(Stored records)
——————————

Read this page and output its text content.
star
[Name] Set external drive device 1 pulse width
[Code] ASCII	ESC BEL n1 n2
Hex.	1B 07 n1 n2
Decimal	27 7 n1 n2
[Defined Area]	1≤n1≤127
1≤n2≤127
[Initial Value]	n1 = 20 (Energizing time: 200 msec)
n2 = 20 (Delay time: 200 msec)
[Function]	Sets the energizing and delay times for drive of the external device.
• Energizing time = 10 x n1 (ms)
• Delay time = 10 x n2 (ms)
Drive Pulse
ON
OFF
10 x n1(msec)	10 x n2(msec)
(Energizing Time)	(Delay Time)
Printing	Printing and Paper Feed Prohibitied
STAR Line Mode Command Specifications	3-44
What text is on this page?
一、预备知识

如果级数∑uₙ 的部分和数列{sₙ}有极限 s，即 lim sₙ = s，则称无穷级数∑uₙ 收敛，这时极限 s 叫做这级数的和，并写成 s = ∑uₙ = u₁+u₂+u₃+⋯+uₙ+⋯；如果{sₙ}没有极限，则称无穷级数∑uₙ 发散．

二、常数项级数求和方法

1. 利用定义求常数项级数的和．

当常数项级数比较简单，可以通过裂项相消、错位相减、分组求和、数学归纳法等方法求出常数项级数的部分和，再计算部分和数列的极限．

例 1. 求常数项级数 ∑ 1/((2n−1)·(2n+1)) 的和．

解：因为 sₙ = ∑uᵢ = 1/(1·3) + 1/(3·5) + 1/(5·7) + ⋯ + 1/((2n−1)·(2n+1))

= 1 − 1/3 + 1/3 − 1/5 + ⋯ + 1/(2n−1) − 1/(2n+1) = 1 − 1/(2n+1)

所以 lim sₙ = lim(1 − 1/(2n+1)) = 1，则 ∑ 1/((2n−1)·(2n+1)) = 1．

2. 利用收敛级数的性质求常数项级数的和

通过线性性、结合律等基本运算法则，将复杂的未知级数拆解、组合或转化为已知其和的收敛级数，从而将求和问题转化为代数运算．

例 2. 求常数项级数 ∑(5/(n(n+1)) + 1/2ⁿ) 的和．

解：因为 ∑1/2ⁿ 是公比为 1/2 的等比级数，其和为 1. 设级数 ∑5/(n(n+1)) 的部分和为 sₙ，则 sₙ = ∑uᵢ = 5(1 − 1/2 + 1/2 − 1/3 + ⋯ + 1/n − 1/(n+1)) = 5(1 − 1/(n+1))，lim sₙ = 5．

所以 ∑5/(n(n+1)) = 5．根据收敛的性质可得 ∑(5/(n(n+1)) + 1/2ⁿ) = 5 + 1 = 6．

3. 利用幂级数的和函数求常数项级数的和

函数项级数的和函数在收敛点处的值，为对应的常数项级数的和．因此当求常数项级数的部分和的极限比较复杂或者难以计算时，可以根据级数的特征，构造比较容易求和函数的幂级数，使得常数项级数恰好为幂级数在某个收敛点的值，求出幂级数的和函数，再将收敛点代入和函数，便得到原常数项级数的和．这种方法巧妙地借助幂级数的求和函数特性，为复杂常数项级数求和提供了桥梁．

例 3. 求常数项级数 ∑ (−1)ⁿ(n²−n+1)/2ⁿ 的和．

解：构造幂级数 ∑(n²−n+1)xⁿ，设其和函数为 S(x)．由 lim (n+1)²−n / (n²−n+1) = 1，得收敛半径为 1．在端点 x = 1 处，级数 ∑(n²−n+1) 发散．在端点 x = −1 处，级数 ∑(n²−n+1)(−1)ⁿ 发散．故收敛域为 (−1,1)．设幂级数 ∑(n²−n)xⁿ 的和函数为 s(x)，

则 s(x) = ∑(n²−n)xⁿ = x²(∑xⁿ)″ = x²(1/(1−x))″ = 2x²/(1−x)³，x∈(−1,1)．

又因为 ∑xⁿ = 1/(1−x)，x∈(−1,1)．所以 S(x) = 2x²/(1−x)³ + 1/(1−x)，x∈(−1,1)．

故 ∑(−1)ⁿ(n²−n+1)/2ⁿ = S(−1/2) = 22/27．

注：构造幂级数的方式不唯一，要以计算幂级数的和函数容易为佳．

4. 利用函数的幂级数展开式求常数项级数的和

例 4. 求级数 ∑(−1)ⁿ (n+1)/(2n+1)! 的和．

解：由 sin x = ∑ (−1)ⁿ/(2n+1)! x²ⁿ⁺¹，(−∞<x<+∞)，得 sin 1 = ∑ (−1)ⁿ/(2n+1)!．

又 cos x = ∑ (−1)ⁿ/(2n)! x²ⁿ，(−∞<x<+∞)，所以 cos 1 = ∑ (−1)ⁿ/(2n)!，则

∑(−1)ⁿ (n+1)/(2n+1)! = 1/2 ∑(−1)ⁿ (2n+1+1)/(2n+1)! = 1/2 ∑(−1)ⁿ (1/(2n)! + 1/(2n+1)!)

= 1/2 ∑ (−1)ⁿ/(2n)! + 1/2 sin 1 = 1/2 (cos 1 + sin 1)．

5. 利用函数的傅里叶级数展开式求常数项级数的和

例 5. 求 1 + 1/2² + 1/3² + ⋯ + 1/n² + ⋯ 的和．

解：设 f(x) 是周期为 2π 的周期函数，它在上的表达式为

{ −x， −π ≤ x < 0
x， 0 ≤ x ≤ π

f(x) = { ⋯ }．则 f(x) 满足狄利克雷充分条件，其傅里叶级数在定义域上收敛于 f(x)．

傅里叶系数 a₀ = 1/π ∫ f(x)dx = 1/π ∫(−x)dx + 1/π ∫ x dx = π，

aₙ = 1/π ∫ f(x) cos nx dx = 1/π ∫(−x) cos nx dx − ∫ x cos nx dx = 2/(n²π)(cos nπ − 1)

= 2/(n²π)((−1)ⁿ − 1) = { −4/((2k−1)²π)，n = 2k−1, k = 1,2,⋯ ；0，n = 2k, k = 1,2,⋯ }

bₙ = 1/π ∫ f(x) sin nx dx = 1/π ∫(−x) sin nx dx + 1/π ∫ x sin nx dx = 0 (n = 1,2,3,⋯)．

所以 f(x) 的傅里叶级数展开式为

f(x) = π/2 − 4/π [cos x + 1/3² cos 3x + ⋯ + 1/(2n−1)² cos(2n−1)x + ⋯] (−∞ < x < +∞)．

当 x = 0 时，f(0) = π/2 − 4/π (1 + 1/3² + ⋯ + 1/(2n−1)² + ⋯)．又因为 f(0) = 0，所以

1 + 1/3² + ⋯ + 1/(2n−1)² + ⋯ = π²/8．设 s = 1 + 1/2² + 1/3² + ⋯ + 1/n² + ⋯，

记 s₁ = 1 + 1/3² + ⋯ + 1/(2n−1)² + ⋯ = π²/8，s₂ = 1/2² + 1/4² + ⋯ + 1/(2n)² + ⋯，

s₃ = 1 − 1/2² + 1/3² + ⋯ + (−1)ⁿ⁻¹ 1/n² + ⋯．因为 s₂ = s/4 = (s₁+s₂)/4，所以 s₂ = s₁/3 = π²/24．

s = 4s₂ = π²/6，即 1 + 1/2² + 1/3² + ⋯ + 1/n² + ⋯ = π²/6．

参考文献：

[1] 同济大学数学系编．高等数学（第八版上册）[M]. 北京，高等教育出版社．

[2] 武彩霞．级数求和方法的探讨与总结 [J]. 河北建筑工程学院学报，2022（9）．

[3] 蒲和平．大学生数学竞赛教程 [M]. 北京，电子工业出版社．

——————————

Your objective
All of the records must be retyped exactly as they are.

Written answer
Read this page and output its text content.
star
[Name] Set external drive device 1 pulse width
[Code] ASCII	ESC BEL n1 n2
Hex.	1B 07 n1 n2
Decimal	27 7 n1 n2
[Defined Area]	1≤n1≤127
1≤n2≤127
[Initial Value]	n1 = 20 (Energizing time: 200 msec)
n2 = 20 (Delay time: 200 msec)
[Function]	Sets the energizing and delay times for drive of the external device.
• Energizing time = 10 x n1 (ms)
• Delay time = 10 x n2 (ms)
Drive Pulse
ON
OFF
10 x n1(msec)	10 x n2(msec)
(Energizing Time)	(Delay Time)
Printing	Printing and Paper Feed Prohibitied
STAR Line Mode Command Specifications	3-44
What text is on this page?
一、预备知识

如果级数∑uₙ 的部分和数列{sₙ}有极限 s，即 lim sₙ = s，则称无穷级数∑uₙ 收敛，这时极限 s 叫做这级数的和，并写成 s = ∑uₙ = u₁+u₂+u₃+⋯+uₙ+⋯；如果{sₙ}没有极限，则称无穷级数∑uₙ 发散．

二、常数项级数求和方法

1. 利用定义求常数项级数的和．

当常数项级数比较简单，可以通过裂项相消、错位相减、分组求和、数学归纳法等方法求出常数项级数的部分和，再计算部分和数列的极限．

例 1. 求常数项级数 ∑ 1/((2n−1)·(2n+1)) 的和．

解：因为 sₙ = ∑uᵢ = 1/(1·3) + 1/(3·5) + 1/(5·7) + ⋯ + 1/((2n−1)·(2n+1))

= 1 − 1/3 + 1/3 − 1/5 + ⋯ + 1/(2n−1) − 1/(2n+1) = 1 − 1/(2n+1)

所以 lim sₙ = lim(1 − 1/(2n+1)) = 1，则 ∑ 1/((2n−1)·(2n+1)) = 1．

2. 利用收敛级数的性质求常数项级数的和

通过线性性、结合律等基本运算法则，将复杂的未知级数拆解、组合或转化为已知其和的收敛级数，从而将求和问题转化为代数运算．

例 2. 求常数项级数 ∑(5/(n(n+1)) + 1/2ⁿ) 的和．

解：因为 ∑1/2ⁿ 是公比为 1/2 的等比级数，其和为 1. 设级数 ∑5/(n(n+1)) 的部分和为 sₙ，则 sₙ = ∑uᵢ = 5(1 − 1/2 + 1/2 − 1/3 + ⋯ + 1/n − 1/(n+1)) = 5(1 − 1/(n+1))，lim sₙ = 5．

所以 ∑5/(n(n+1)) = 5．根据收敛的性质可得 ∑(5/(n(n+1)) + 1/2ⁿ) = 5 + 1 = 6．

3. 利用幂级数的和函数求常数项级数的和

函数项级数的和函数在收敛点处的值，为对应的常数项级数的和．因此当求常数项级数的部分和的极限比较复杂或者难以计算时，可以根据级数的特征，构造比较容易求和函数的幂级数，使得常数项级数恰好为幂级数在某个收敛点的值，求出幂级数的和函数，再将收敛点代入和函数，便得到原常数项级数的和．这种方法巧妙地借助幂级数的求和函数特性，为复杂常数项级数求和提供了桥梁．

例 3. 求常数项级数 ∑ (−1)ⁿ(n²−n+1)/2ⁿ 的和．

解：构造幂级数 ∑(n²−n+1)xⁿ，设其和函数为 S(x)．由 lim (n+1)²−n / (n²−n+1) = 1，得收敛半径为 1．在端点 x = 1 处，级数 ∑(n²−n+1) 发散．在端点 x = −1 处，级数 ∑(n²−n+1)(−1)ⁿ 发散．故收敛域为 (−1,1)．设幂级数 ∑(n²−n)xⁿ 的和函数为 s(x)，

则 s(x) = ∑(n²−n)xⁿ = x²(∑xⁿ)″ = x²(1/(1−x))″ = 2x²/(1−x)³，x∈(−1,1)．

又因为 ∑xⁿ = 1/(1−x)，x∈(−1,1)．所以 S(x) = 2x²/(1−x)³ + 1/(1−x)，x∈(−1,1)．

故 ∑(−1)ⁿ(n²−n+1)/2ⁿ = S(−1/2) = 22/27．

注：构造幂级数的方式不唯一，要以计算幂级数的和函数容易为佳．

4. 利用函数的幂级数展开式求常数项级数的和

例 4. 求级数 ∑(−1)ⁿ (n+1)/(2n+1)! 的和．

解：由 sin x = ∑ (−1)ⁿ/(2n+1)! x²ⁿ⁺¹，(−∞<x<+∞)，得 sin 1 = ∑ (−1)ⁿ/(2n+1)!．

又 cos x = ∑ (−1)ⁿ/(2n)! x²ⁿ，(−∞<x<+∞)，所以 cos 1 = ∑ (−1)ⁿ/(2n)!，则

∑(−1)ⁿ (n+1)/(2n+1)! = 1/2 ∑(−1)ⁿ (2n+1+1)/(2n+1)! = 1/2 ∑(−1)ⁿ (1/(2n)! + 1/(2n+1)!)

= 1/2 ∑ (−1)ⁿ/(2n)! + 1/2 sin 1 = 1/2 (cos 1 + sin 1)．

5. 利用函数的傅里叶级数展开式求常数项级数的和

例 5. 求 1 + 1/2² + 1/3² + ⋯ + 1/n² + ⋯ 的和．

解：设 f(x) 是周期为 2π 的周期函数，它在上的表达式为

{ −x， −π ≤ x < 0
x， 0 ≤ x ≤ π

f(x) = { ⋯ }．则 f(x) 满足狄利克雷充分条件，其傅里叶级数在定义域上收敛于 f(x)．

傅里叶系数 a₀ = 1/π ∫ f(x)dx = 1/π ∫(−x)dx + 1/π ∫ x dx = π，

aₙ = 1/π ∫ f(x) cos nx dx = 1/π ∫(−x) cos nx dx − ∫ x cos nx dx = 2/(n²π)(cos nπ − 1)

= 2/(n²π)((−1)ⁿ − 1) = { −4/((2k−1)²π)，n = 2k−1, k = 1,2,⋯ ；0，n = 2k, k = 1,2,⋯ }

bₙ = 1/π ∫ f(x) sin nx dx = 1/π ∫(−x) sin nx dx + 1/π ∫ x sin nx dx = 0 (n = 1,2,3,⋯)．

所以 f(x) 的傅里叶级数展开式为

f(x) = π/2 − 4/π [cos x + 1/3² cos 3x + ⋯ + 1/(2n−1)² cos(2n−1)x + ⋯] (−∞ < x < +∞)．

当 x = 0 时，f(0) = π/2 − 4/π (1 + 1/3² + ⋯ + 1/(2n−1)² + ⋯)．又因为 f(0) = 0，所以

1 + 1/3² + ⋯ + 1/(2n−1)² + ⋯ = π²/8．设 s = 1 + 1/2² + 1/3² + ⋯ + 1/n² + ⋯，

记 s₁ = 1 + 1/3² + ⋯ + 1/(2n−1)² + ⋯ = π²/8，s₂ = 1/2² + 1/4² + ⋯ + 1/(2n)² + ⋯，

s₃ = 1 − 1/2² + 1/3² + ⋯ + (−1)ⁿ⁻¹ 1/n² + ⋯．因为 s₂ = s/4 = (s₁+s₂)/4，所以 s₂ = s₁/3 = π²/24．

s = 4s₂ = π²/6，即 1 + 1/2² + 1/3² + ⋯ + 1/n² + ⋯ = π²/6．

参考文献：

[1] 同济大学数学系编．高等数学（第八版上册）[M]. 北京，高等教育出版社．

[2] 武彩霞．级数求和方法的探讨与总结 [J]. 河北建筑工程学院学报，2022（9）．

[3] 蒲和平．大学生数学竞赛教程 [M]. 北京，电子工业出版社．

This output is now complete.